##### Data for the task #####

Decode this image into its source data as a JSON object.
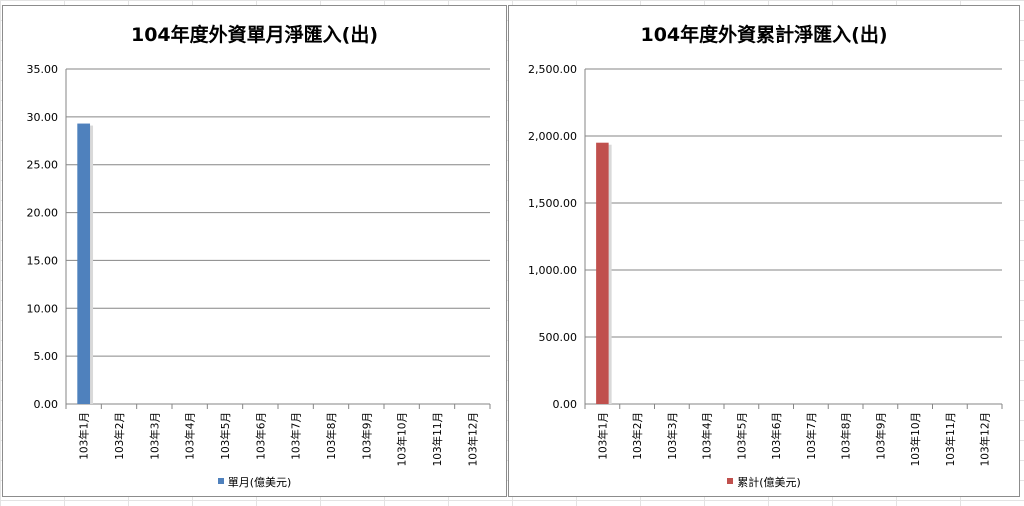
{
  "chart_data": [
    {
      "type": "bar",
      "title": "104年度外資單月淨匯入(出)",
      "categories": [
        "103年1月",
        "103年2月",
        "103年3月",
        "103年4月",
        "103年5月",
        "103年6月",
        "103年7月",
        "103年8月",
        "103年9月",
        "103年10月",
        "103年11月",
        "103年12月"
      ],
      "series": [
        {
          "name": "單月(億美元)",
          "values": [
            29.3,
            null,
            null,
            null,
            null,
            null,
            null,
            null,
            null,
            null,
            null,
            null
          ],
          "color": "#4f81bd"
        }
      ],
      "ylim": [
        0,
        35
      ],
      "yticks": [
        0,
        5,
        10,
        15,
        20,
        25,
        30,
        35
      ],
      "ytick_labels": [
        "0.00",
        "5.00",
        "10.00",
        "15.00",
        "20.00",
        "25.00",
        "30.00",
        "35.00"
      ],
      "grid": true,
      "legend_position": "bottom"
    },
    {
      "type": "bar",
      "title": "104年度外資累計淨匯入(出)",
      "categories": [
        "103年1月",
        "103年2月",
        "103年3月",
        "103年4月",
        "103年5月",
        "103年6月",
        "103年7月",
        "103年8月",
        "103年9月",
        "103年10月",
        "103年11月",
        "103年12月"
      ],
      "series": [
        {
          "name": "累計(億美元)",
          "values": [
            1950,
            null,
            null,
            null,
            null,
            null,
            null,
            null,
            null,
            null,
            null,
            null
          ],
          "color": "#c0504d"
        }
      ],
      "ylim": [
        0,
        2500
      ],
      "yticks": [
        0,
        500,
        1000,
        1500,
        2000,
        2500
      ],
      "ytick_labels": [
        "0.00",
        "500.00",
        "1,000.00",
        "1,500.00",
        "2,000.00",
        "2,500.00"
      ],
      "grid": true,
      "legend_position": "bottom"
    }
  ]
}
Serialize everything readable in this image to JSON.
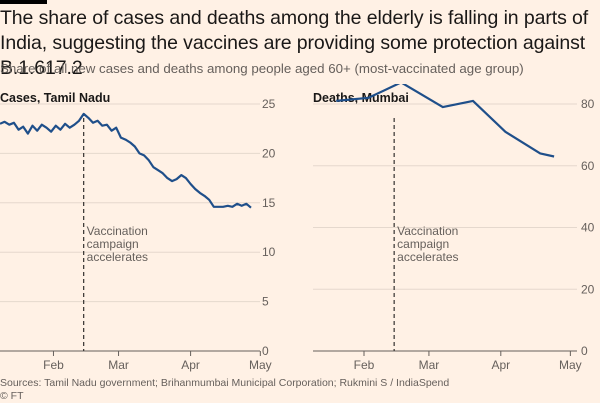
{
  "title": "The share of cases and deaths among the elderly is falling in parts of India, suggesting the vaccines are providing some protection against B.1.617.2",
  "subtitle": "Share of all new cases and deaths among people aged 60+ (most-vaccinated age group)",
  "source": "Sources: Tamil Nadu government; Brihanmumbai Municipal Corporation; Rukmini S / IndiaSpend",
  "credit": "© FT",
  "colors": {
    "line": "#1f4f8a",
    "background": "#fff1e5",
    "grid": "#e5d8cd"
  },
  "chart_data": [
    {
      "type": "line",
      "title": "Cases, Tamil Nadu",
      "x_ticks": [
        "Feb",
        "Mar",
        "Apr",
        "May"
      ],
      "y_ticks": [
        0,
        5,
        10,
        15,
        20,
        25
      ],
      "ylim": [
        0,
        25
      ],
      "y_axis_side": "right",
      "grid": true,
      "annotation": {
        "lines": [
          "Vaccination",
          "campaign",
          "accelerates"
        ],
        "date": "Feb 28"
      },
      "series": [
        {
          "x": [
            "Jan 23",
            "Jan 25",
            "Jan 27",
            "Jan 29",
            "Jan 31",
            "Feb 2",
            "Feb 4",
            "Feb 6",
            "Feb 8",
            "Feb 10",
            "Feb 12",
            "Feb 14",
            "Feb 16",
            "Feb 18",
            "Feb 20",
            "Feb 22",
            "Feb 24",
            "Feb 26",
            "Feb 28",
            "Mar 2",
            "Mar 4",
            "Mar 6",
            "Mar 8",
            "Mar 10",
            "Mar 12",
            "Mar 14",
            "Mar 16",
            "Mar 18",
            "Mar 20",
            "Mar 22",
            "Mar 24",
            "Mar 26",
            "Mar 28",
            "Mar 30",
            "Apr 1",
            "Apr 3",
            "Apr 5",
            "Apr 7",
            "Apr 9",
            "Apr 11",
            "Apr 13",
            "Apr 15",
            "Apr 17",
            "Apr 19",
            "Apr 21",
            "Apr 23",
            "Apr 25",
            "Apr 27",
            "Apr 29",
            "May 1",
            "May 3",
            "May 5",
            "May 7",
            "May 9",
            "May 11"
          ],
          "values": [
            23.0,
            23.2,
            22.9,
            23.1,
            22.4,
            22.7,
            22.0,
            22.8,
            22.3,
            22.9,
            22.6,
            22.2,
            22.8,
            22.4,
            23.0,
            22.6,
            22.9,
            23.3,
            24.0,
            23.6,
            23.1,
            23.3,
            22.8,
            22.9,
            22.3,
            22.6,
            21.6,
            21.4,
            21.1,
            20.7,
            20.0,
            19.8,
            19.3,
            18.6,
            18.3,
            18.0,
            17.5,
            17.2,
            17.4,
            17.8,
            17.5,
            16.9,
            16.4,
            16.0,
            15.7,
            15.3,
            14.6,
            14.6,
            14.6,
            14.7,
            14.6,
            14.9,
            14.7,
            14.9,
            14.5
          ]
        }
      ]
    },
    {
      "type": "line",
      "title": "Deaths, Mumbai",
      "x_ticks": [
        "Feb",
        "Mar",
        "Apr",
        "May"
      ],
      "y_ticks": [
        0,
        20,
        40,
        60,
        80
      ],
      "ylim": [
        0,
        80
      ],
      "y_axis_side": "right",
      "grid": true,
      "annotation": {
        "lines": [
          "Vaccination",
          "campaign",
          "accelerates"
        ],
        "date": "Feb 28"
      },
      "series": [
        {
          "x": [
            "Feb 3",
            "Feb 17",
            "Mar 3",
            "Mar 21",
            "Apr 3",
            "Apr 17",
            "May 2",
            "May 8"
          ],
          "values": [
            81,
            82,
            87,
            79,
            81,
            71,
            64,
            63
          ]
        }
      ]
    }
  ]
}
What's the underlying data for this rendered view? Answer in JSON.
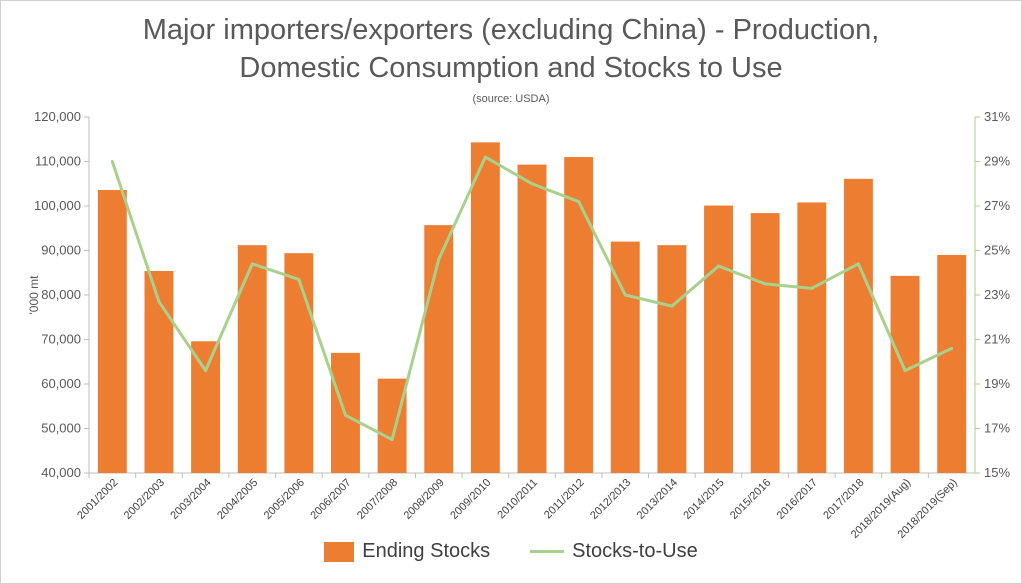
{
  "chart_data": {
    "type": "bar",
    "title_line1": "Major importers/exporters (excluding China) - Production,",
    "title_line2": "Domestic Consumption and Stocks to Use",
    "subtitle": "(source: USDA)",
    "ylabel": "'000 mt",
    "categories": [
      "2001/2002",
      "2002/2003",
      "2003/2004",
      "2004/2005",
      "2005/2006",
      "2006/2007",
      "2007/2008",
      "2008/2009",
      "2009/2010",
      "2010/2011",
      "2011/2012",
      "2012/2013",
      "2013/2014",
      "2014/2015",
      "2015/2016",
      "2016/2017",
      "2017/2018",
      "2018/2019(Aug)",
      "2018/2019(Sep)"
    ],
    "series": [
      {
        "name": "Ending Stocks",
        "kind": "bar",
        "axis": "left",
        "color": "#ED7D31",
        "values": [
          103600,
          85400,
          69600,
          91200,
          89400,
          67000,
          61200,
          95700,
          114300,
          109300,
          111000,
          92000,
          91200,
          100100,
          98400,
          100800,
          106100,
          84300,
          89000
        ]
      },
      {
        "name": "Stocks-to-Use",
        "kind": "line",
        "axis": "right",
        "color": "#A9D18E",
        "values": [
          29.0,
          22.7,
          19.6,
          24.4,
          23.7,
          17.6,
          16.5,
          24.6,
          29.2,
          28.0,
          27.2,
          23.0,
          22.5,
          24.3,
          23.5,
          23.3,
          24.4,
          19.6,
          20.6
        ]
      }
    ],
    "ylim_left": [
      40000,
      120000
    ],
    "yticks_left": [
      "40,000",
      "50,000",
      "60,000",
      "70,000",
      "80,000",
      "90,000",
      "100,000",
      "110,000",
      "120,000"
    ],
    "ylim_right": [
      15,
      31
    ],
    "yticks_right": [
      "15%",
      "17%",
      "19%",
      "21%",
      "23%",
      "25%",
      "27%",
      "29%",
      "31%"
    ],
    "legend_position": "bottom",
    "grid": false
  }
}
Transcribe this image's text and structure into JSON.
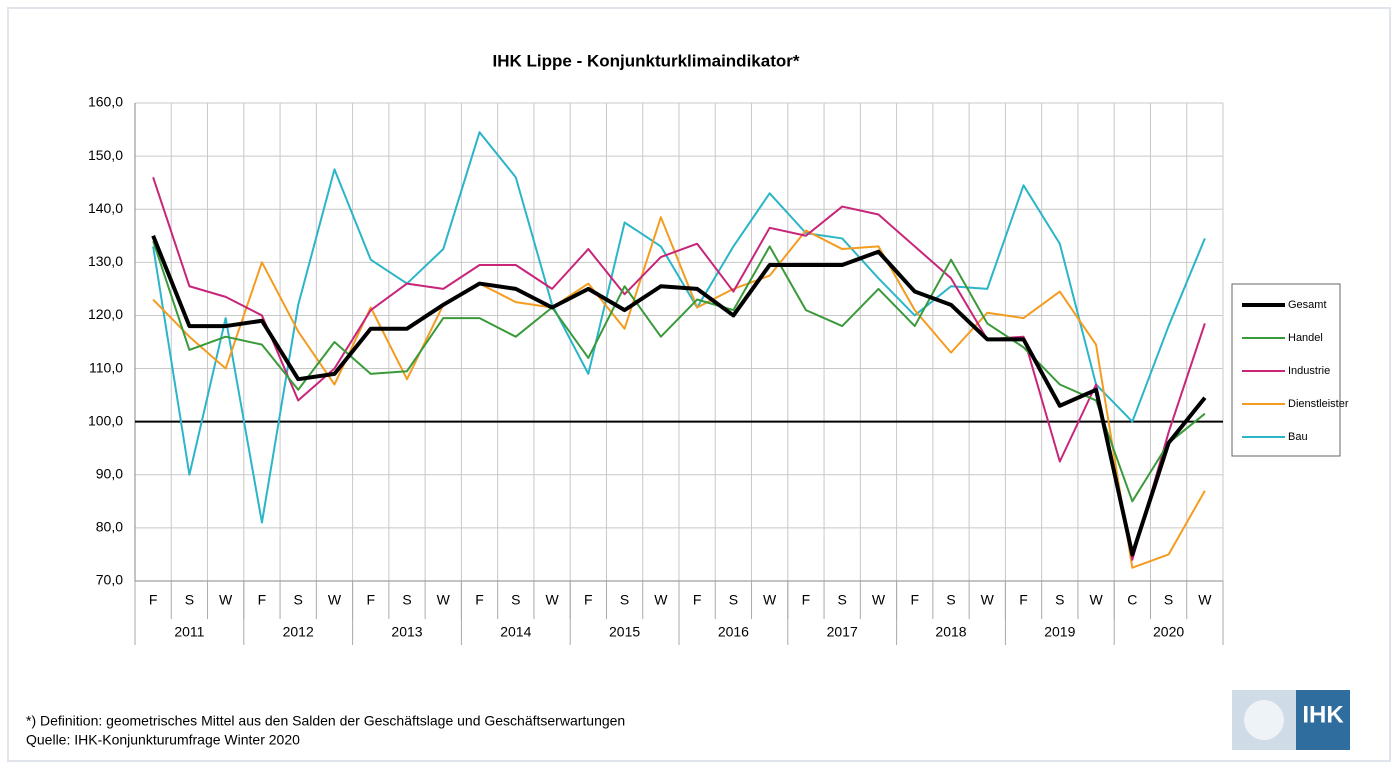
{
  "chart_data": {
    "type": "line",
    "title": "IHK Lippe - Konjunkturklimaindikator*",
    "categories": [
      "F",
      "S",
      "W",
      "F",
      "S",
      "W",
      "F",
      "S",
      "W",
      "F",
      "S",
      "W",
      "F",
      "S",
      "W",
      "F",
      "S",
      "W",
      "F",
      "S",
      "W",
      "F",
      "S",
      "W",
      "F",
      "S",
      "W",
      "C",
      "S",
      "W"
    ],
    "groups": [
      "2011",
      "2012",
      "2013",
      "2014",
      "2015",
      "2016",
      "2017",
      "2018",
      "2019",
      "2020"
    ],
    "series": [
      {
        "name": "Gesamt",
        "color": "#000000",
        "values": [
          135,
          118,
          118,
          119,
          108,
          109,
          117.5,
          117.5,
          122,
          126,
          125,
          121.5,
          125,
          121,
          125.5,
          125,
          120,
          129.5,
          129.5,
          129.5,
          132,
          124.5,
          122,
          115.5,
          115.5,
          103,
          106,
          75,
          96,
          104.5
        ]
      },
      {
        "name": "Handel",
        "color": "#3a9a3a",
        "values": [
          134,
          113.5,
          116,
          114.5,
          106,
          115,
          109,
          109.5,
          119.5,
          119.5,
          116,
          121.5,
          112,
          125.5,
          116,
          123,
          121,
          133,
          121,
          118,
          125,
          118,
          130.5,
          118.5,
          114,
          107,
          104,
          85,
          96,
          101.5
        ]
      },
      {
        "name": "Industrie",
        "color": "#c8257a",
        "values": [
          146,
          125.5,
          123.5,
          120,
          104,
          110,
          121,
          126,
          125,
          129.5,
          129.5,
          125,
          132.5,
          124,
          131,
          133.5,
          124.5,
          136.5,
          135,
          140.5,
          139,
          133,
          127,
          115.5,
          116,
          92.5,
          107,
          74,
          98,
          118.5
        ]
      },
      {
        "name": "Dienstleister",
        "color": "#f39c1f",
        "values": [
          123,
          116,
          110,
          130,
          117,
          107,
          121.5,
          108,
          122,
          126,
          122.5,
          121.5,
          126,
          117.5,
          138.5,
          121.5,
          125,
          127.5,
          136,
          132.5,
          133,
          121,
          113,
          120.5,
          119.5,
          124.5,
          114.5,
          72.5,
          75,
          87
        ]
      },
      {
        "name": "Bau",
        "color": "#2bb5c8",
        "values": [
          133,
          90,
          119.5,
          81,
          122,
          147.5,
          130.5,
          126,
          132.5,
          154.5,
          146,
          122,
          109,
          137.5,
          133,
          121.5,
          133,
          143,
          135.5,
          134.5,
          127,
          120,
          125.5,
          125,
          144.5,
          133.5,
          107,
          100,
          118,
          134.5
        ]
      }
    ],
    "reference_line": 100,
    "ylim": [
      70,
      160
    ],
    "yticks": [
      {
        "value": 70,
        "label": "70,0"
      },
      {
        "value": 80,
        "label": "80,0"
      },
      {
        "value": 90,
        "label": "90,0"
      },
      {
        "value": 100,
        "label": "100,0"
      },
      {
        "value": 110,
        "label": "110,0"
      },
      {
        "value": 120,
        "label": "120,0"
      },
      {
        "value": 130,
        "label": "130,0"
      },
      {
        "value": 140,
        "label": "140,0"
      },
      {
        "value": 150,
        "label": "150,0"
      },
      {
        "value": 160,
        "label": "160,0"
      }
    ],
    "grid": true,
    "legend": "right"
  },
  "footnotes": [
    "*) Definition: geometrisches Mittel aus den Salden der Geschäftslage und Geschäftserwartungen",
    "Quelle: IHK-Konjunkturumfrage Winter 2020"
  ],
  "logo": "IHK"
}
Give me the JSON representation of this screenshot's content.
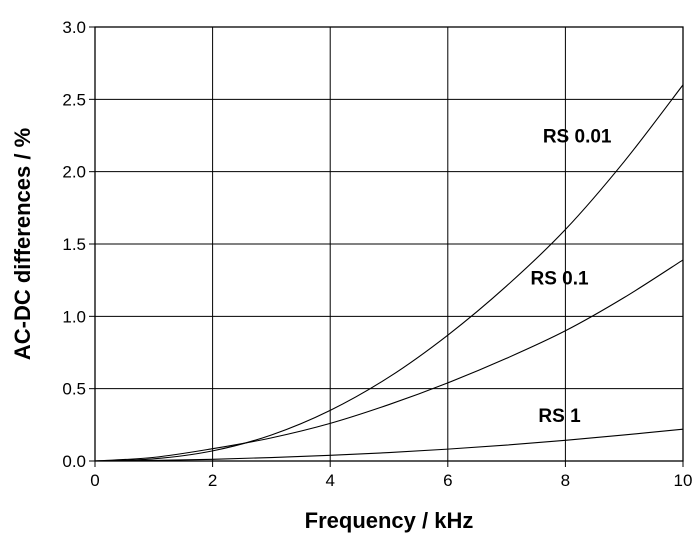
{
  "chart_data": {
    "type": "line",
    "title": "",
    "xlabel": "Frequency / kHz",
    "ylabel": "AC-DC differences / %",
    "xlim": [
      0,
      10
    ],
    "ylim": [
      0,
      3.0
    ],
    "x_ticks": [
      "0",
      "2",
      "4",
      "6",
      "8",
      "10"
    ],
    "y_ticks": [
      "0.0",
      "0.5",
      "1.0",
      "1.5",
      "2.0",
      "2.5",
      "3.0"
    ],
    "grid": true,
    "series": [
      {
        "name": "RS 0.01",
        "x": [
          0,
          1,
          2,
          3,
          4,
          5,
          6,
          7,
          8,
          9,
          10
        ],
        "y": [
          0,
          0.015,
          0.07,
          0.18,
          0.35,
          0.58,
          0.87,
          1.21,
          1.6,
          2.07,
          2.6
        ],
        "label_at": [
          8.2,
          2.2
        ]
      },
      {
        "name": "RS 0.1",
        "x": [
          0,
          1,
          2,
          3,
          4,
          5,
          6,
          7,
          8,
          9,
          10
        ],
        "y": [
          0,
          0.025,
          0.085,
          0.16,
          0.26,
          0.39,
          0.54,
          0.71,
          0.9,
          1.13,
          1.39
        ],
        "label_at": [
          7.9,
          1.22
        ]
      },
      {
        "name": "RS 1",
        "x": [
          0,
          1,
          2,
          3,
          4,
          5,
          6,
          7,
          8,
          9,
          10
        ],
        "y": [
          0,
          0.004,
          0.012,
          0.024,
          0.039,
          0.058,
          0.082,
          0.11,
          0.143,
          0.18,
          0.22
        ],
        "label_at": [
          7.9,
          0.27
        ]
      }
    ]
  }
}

#####

*Short exercise*
Look over the material above and show each line where "ylabel" appears.

*Output for this task*
    "ylabel": "'000 mt",
    "ylabel": "AC-DC differences / %",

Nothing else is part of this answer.